**To be done:**
Filter the lines below, copying only those with the string "Storage".

**Data to process:**
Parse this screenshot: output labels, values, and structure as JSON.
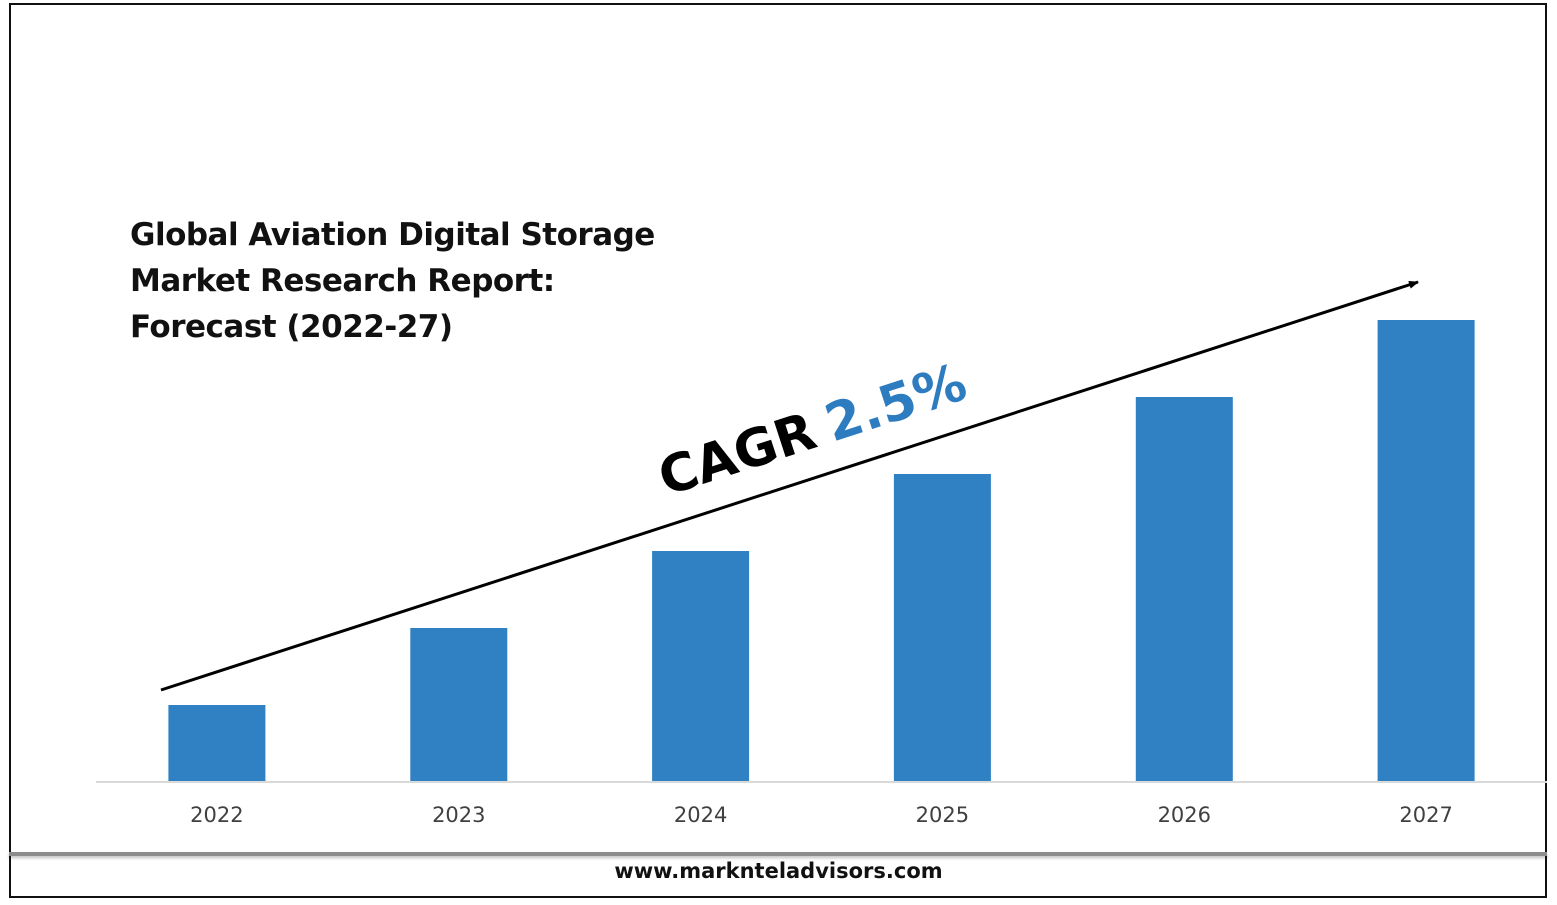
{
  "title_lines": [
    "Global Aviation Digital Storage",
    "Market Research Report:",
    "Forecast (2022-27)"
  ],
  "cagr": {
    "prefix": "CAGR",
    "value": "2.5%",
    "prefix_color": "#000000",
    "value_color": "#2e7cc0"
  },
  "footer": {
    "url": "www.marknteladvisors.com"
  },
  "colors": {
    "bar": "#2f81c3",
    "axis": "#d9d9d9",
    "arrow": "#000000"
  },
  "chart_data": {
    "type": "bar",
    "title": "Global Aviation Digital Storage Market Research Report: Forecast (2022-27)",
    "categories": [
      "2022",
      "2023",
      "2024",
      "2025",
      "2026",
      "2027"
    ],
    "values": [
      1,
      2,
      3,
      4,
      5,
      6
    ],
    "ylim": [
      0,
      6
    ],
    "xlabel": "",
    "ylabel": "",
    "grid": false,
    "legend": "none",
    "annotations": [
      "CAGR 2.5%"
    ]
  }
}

**Problem solution:**
    "Global Aviation Digital Storage",
    "title": "Global Aviation Digital Storage Market Research Report: Forecast (2022-27)",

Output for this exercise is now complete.